- **WRITTEN TASK**: Nothing may be dropped or altered: reproduce all the data.

____

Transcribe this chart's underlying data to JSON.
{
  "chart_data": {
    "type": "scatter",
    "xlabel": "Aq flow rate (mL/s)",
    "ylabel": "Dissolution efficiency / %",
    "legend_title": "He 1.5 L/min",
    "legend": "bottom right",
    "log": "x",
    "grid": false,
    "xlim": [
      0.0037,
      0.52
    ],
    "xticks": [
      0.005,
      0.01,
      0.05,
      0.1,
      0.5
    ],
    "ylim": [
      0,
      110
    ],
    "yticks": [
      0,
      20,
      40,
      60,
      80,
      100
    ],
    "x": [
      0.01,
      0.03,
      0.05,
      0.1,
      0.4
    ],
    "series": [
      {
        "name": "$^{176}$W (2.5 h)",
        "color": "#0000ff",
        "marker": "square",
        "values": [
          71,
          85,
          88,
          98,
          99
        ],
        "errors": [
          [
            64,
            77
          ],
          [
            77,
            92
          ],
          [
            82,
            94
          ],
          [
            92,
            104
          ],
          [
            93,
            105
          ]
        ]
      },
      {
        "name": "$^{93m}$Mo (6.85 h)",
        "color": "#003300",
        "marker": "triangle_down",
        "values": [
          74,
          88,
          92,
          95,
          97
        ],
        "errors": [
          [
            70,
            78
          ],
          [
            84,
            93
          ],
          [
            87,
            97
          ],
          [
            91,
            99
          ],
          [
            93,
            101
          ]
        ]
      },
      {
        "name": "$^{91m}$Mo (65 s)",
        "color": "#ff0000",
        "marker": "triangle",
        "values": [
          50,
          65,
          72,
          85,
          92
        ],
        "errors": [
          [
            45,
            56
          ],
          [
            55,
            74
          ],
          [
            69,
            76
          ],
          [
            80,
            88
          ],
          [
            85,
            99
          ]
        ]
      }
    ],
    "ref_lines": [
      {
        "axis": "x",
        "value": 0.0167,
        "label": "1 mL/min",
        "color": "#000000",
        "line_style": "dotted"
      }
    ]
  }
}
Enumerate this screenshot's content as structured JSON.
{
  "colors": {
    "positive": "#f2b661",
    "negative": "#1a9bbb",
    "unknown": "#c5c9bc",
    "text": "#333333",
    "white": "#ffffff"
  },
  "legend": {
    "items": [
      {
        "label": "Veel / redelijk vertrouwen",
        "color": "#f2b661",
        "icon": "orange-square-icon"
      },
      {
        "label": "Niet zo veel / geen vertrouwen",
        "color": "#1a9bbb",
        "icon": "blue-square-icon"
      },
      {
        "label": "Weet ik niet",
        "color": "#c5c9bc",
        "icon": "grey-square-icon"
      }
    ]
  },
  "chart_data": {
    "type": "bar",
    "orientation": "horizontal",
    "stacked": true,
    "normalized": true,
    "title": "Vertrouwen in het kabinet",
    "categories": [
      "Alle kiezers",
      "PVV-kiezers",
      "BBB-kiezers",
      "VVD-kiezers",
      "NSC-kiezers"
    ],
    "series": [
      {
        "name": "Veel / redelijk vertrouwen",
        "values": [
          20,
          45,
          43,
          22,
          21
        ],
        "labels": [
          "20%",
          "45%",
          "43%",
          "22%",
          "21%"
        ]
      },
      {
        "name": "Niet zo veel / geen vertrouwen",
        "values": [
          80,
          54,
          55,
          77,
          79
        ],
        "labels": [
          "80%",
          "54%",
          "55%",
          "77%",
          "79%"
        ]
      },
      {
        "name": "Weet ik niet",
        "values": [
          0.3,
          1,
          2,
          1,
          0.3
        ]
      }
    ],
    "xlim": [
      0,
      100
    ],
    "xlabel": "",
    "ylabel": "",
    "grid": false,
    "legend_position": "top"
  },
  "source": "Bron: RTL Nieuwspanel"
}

____

- **RESPONSE**:
Transcribe this chart's underlying data to JSON.
{
  "chart_data": {
    "type": "scatter",
    "xlabel": "Aq flow rate (mL/s)",
    "ylabel": "Dissolution efficiency / %",
    "legend_title": "He 1.5 L/min",
    "legend": "bottom right",
    "log": "x",
    "grid": false,
    "xlim": [
      0.0037,
      0.52
    ],
    "xticks": [
      0.005,
      0.01,
      0.05,
      0.1,
      0.5
    ],
    "ylim": [
      0,
      110
    ],
    "yticks": [
      0,
      20,
      40,
      60,
      80,
      100
    ],
    "x": [
      0.01,
      0.03,
      0.05,
      0.1,
      0.4
    ],
    "series": [
      {
        "name": "$^{176}$W (2.5 h)",
        "color": "#0000ff",
        "marker": "square",
        "values": [
          71,
          85,
          88,
          98,
          99
        ],
        "errors": [
          [
            64,
            77
          ],
          [
            77,
            92
          ],
          [
            82,
            94
          ],
          [
            92,
            104
          ],
          [
            93,
            105
          ]
        ]
      },
      {
        "name": "$^{93m}$Mo (6.85 h)",
        "color": "#003300",
        "marker": "triangle_down",
        "values": [
          74,
          88,
          92,
          95,
          97
        ],
        "errors": [
          [
            70,
            78
          ],
          [
            84,
            93
          ],
          [
            87,
            97
          ],
          [
            91,
            99
          ],
          [
            93,
            101
          ]
        ]
      },
      {
        "name": "$^{91m}$Mo (65 s)",
        "color": "#ff0000",
        "marker": "triangle",
        "values": [
          50,
          65,
          72,
          85,
          92
        ],
        "errors": [
          [
            45,
            56
          ],
          [
            55,
            74
          ],
          [
            69,
            76
          ],
          [
            80,
            88
          ],
          [
            85,
            99
          ]
        ]
      }
    ],
    "ref_lines": [
      {
        "axis": "x",
        "value": 0.0167,
        "label": "1 mL/min",
        "color": "#000000",
        "line_style": "dotted"
      }
    ]
  }
}
Enumerate this screenshot's content as structured JSON.
{
  "colors": {
    "positive": "#f2b661",
    "negative": "#1a9bbb",
    "unknown": "#c5c9bc",
    "text": "#333333",
    "white": "#ffffff"
  },
  "legend": {
    "items": [
      {
        "label": "Veel / redelijk vertrouwen",
        "color": "#f2b661",
        "icon": "orange-square-icon"
      },
      {
        "label": "Niet zo veel / geen vertrouwen",
        "color": "#1a9bbb",
        "icon": "blue-square-icon"
      },
      {
        "label": "Weet ik niet",
        "color": "#c5c9bc",
        "icon": "grey-square-icon"
      }
    ]
  },
  "chart_data": {
    "type": "bar",
    "orientation": "horizontal",
    "stacked": true,
    "normalized": true,
    "title": "Vertrouwen in het kabinet",
    "categories": [
      "Alle kiezers",
      "PVV-kiezers",
      "BBB-kiezers",
      "VVD-kiezers",
      "NSC-kiezers"
    ],
    "series": [
      {
        "name": "Veel / redelijk vertrouwen",
        "values": [
          20,
          45,
          43,
          22,
          21
        ],
        "labels": [
          "20%",
          "45%",
          "43%",
          "22%",
          "21%"
        ]
      },
      {
        "name": "Niet zo veel / geen vertrouwen",
        "values": [
          80,
          54,
          55,
          77,
          79
        ],
        "labels": [
          "80%",
          "54%",
          "55%",
          "77%",
          "79%"
        ]
      },
      {
        "name": "Weet ik niet",
        "values": [
          0.3,
          1,
          2,
          1,
          0.3
        ]
      }
    ],
    "xlim": [
      0,
      100
    ],
    "xlabel": "",
    "ylabel": "",
    "grid": false,
    "legend_position": "top"
  },
  "source": "Bron: RTL Nieuwspanel"
}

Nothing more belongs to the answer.